> _Short problem_: Transcribe every entry word for word, leaving out all images.

↓↓↓

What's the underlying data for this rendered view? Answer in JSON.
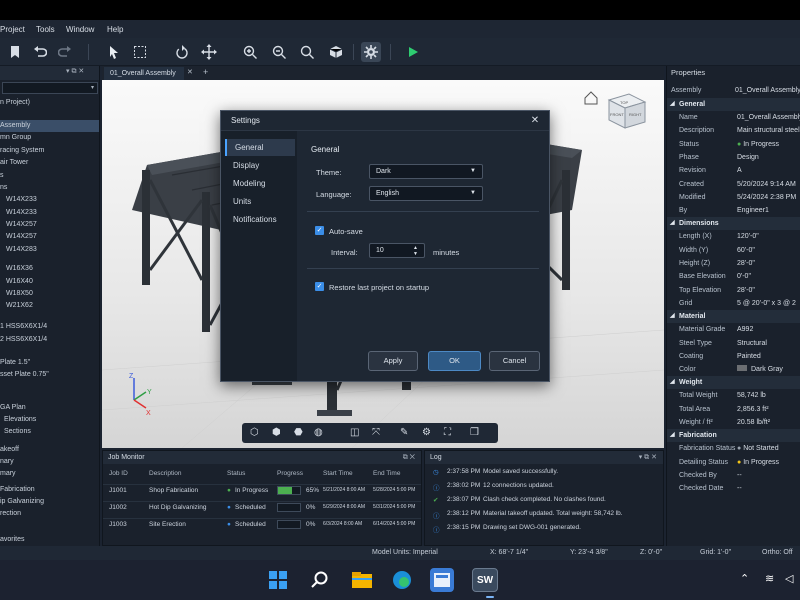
{
  "menu": [
    "Project",
    "Tools",
    "Window",
    "Help"
  ],
  "left_panel": {
    "root": "n Project)",
    "items": [
      "Assembly",
      "mn Group",
      "racing System",
      "air Tower",
      "s",
      "ns",
      "W14X233",
      "W14X233",
      "W14X257",
      "W14X257",
      "W14X283",
      "W16X36",
      "W16X40",
      "W18X50",
      "W21X62",
      "1  HSS6X6X1/4",
      "2  HSS6X6X1/4",
      "Plate 1.5\"",
      "sset Plate 0.75\"",
      "GA Plan",
      "Elevations",
      "Sections",
      "akeoff",
      "nary",
      "mary",
      "Fabrication",
      "ip Galvanizing",
      "rection",
      "avorites"
    ]
  },
  "doc_tab": "01_Overall Assembly",
  "viewcube": {
    "top": "TOP",
    "front": "FRONT",
    "right": "RIGHT"
  },
  "axes": {
    "x": "X",
    "y": "Y",
    "z": "Z"
  },
  "dialog": {
    "title": "Settings",
    "nav": [
      "General",
      "Display",
      "Modeling",
      "Units",
      "Notifications"
    ],
    "section": "General",
    "theme_label": "Theme:",
    "theme_value": "Dark",
    "language_label": "Language:",
    "language_value": "English",
    "autosave_label": "Auto-save",
    "interval_label": "Interval:",
    "interval_value": "10",
    "interval_unit": "minutes",
    "restore_label": "Restore last project on startup",
    "apply": "Apply",
    "ok": "OK",
    "cancel": "Cancel"
  },
  "properties": {
    "title": "Properties",
    "assembly_key": "Assembly",
    "assembly_val": "01_Overall Assembly",
    "sections": [
      {
        "name": "General",
        "rows": [
          [
            "Name",
            "01_Overall Assembly"
          ],
          [
            "Description",
            "Main structural steel"
          ],
          [
            "Status",
            "In Progress"
          ],
          [
            "Phase",
            "Design"
          ],
          [
            "Revision",
            "A"
          ],
          [
            "Created",
            "5/20/2024 9:14 AM"
          ],
          [
            "Modified",
            "5/24/2024 2:38 PM"
          ],
          [
            "By",
            "Engineer1"
          ]
        ]
      },
      {
        "name": "Dimensions",
        "rows": [
          [
            "Length (X)",
            "120'-0\""
          ],
          [
            "Width (Y)",
            "60'-0\""
          ],
          [
            "Height (Z)",
            "28'-0\""
          ],
          [
            "Base Elevation",
            "0'-0\""
          ],
          [
            "Top Elevation",
            "28'-0\""
          ],
          [
            "Grid",
            "5 @ 20'-0\" x 3 @ 2"
          ]
        ]
      },
      {
        "name": "Material",
        "rows": [
          [
            "Material Grade",
            "A992"
          ],
          [
            "Steel Type",
            "Structural"
          ],
          [
            "Coating",
            "Painted"
          ],
          [
            "Color",
            "Dark Gray"
          ]
        ]
      },
      {
        "name": "Weight",
        "rows": [
          [
            "Total Weight",
            "58,742 lb"
          ],
          [
            "Total Area",
            "2,856.3 ft²"
          ],
          [
            "Weight / ft²",
            "20.58 lb/ft²"
          ]
        ]
      },
      {
        "name": "Fabrication",
        "rows": [
          [
            "Fabrication Status",
            "Not Started"
          ],
          [
            "Detailing Status",
            "In Progress"
          ],
          [
            "Checked By",
            "--"
          ],
          [
            "Checked Date",
            "--"
          ]
        ]
      }
    ]
  },
  "job_monitor": {
    "title": "Job Monitor",
    "headers": [
      "Job ID",
      "Description",
      "Status",
      "Progress",
      "Start Time",
      "End Time"
    ],
    "rows": [
      {
        "id": "J1001",
        "desc": "Shop Fabrication",
        "status": "In Progress",
        "progress": 65,
        "progress_label": "65%",
        "start": "5/21/2024 8:00 AM",
        "end": "5/28/2024 5:00 PM",
        "color": "#4caf50"
      },
      {
        "id": "J1002",
        "desc": "Hot Dip Galvanizing",
        "status": "Scheduled",
        "progress": 0,
        "progress_label": "0%",
        "start": "5/29/2024 8:00 AM",
        "end": "5/31/2024 5:00 PM",
        "color": "#3b8ee8"
      },
      {
        "id": "J1003",
        "desc": "Site Erection",
        "status": "Scheduled",
        "progress": 0,
        "progress_label": "0%",
        "start": "6/3/2024 8:00 AM",
        "end": "6/14/2024 5:00 PM",
        "color": "#3b8ee8"
      }
    ]
  },
  "log": {
    "title": "Log",
    "entries": [
      {
        "time": "2:37:58 PM",
        "msg": "Model saved successfully.",
        "icon": "clock-icon"
      },
      {
        "time": "2:38:02 PM",
        "msg": "12 connections updated.",
        "icon": "info-icon"
      },
      {
        "time": "2:38:07 PM",
        "msg": "Clash check completed. No clashes found.",
        "icon": "check-icon"
      },
      {
        "time": "2:38:12 PM",
        "msg": "Material takeoff updated. Total weight: 58,742 lb.",
        "icon": "info-icon"
      },
      {
        "time": "2:38:15 PM",
        "msg": "Drawing set DWG-001 generated.",
        "icon": "info-icon"
      }
    ]
  },
  "statusbar": {
    "units": "Model Units:  Imperial",
    "x": "X:  68'-7 1/4\"",
    "y": "Y:  23'-4 3/8\"",
    "z": "Z:  0'-0\"",
    "grid": "Grid:  1'-0\"",
    "ortho": "Ortho:  Off"
  },
  "taskbar": {
    "sw": "SW"
  },
  "colors": {
    "accent": "#3b8ee8",
    "ok_green": "#4caf50",
    "warn_yellow": "#f2c418",
    "play_green": "#2ecc71"
  }
}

↑↑↑

> _Output for this exercise_:
What's the underlying data for this rendered view? Answer in JSON.
{
  "menu": [
    "Project",
    "Tools",
    "Window",
    "Help"
  ],
  "left_panel": {
    "root": "n Project)",
    "items": [
      "Assembly",
      "mn Group",
      "racing System",
      "air Tower",
      "s",
      "ns",
      "W14X233",
      "W14X233",
      "W14X257",
      "W14X257",
      "W14X283",
      "W16X36",
      "W16X40",
      "W18X50",
      "W21X62",
      "1  HSS6X6X1/4",
      "2  HSS6X6X1/4",
      "Plate 1.5\"",
      "sset Plate 0.75\"",
      "GA Plan",
      "Elevations",
      "Sections",
      "akeoff",
      "nary",
      "mary",
      "Fabrication",
      "ip Galvanizing",
      "rection",
      "avorites"
    ]
  },
  "doc_tab": "01_Overall Assembly",
  "viewcube": {
    "top": "TOP",
    "front": "FRONT",
    "right": "RIGHT"
  },
  "axes": {
    "x": "X",
    "y": "Y",
    "z": "Z"
  },
  "dialog": {
    "title": "Settings",
    "nav": [
      "General",
      "Display",
      "Modeling",
      "Units",
      "Notifications"
    ],
    "section": "General",
    "theme_label": "Theme:",
    "theme_value": "Dark",
    "language_label": "Language:",
    "language_value": "English",
    "autosave_label": "Auto-save",
    "interval_label": "Interval:",
    "interval_value": "10",
    "interval_unit": "minutes",
    "restore_label": "Restore last project on startup",
    "apply": "Apply",
    "ok": "OK",
    "cancel": "Cancel"
  },
  "properties": {
    "title": "Properties",
    "assembly_key": "Assembly",
    "assembly_val": "01_Overall Assembly",
    "sections": [
      {
        "name": "General",
        "rows": [
          [
            "Name",
            "01_Overall Assembly"
          ],
          [
            "Description",
            "Main structural steel"
          ],
          [
            "Status",
            "In Progress"
          ],
          [
            "Phase",
            "Design"
          ],
          [
            "Revision",
            "A"
          ],
          [
            "Created",
            "5/20/2024 9:14 AM"
          ],
          [
            "Modified",
            "5/24/2024 2:38 PM"
          ],
          [
            "By",
            "Engineer1"
          ]
        ]
      },
      {
        "name": "Dimensions",
        "rows": [
          [
            "Length (X)",
            "120'-0\""
          ],
          [
            "Width (Y)",
            "60'-0\""
          ],
          [
            "Height (Z)",
            "28'-0\""
          ],
          [
            "Base Elevation",
            "0'-0\""
          ],
          [
            "Top Elevation",
            "28'-0\""
          ],
          [
            "Grid",
            "5 @ 20'-0\" x 3 @ 2"
          ]
        ]
      },
      {
        "name": "Material",
        "rows": [
          [
            "Material Grade",
            "A992"
          ],
          [
            "Steel Type",
            "Structural"
          ],
          [
            "Coating",
            "Painted"
          ],
          [
            "Color",
            "Dark Gray"
          ]
        ]
      },
      {
        "name": "Weight",
        "rows": [
          [
            "Total Weight",
            "58,742 lb"
          ],
          [
            "Total Area",
            "2,856.3 ft²"
          ],
          [
            "Weight / ft²",
            "20.58 lb/ft²"
          ]
        ]
      },
      {
        "name": "Fabrication",
        "rows": [
          [
            "Fabrication Status",
            "Not Started"
          ],
          [
            "Detailing Status",
            "In Progress"
          ],
          [
            "Checked By",
            "--"
          ],
          [
            "Checked Date",
            "--"
          ]
        ]
      }
    ]
  },
  "job_monitor": {
    "title": "Job Monitor",
    "headers": [
      "Job ID",
      "Description",
      "Status",
      "Progress",
      "Start Time",
      "End Time"
    ],
    "rows": [
      {
        "id": "J1001",
        "desc": "Shop Fabrication",
        "status": "In Progress",
        "progress": 65,
        "progress_label": "65%",
        "start": "5/21/2024 8:00 AM",
        "end": "5/28/2024 5:00 PM",
        "color": "#4caf50"
      },
      {
        "id": "J1002",
        "desc": "Hot Dip Galvanizing",
        "status": "Scheduled",
        "progress": 0,
        "progress_label": "0%",
        "start": "5/29/2024 8:00 AM",
        "end": "5/31/2024 5:00 PM",
        "color": "#3b8ee8"
      },
      {
        "id": "J1003",
        "desc": "Site Erection",
        "status": "Scheduled",
        "progress": 0,
        "progress_label": "0%",
        "start": "6/3/2024 8:00 AM",
        "end": "6/14/2024 5:00 PM",
        "color": "#3b8ee8"
      }
    ]
  },
  "log": {
    "title": "Log",
    "entries": [
      {
        "time": "2:37:58 PM",
        "msg": "Model saved successfully.",
        "icon": "clock-icon"
      },
      {
        "time": "2:38:02 PM",
        "msg": "12 connections updated.",
        "icon": "info-icon"
      },
      {
        "time": "2:38:07 PM",
        "msg": "Clash check completed. No clashes found.",
        "icon": "check-icon"
      },
      {
        "time": "2:38:12 PM",
        "msg": "Material takeoff updated. Total weight: 58,742 lb.",
        "icon": "info-icon"
      },
      {
        "time": "2:38:15 PM",
        "msg": "Drawing set DWG-001 generated.",
        "icon": "info-icon"
      }
    ]
  },
  "statusbar": {
    "units": "Model Units:  Imperial",
    "x": "X:  68'-7 1/4\"",
    "y": "Y:  23'-4 3/8\"",
    "z": "Z:  0'-0\"",
    "grid": "Grid:  1'-0\"",
    "ortho": "Ortho:  Off"
  },
  "taskbar": {
    "sw": "SW"
  },
  "colors": {
    "accent": "#3b8ee8",
    "ok_green": "#4caf50",
    "warn_yellow": "#f2c418",
    "play_green": "#2ecc71"
  }
}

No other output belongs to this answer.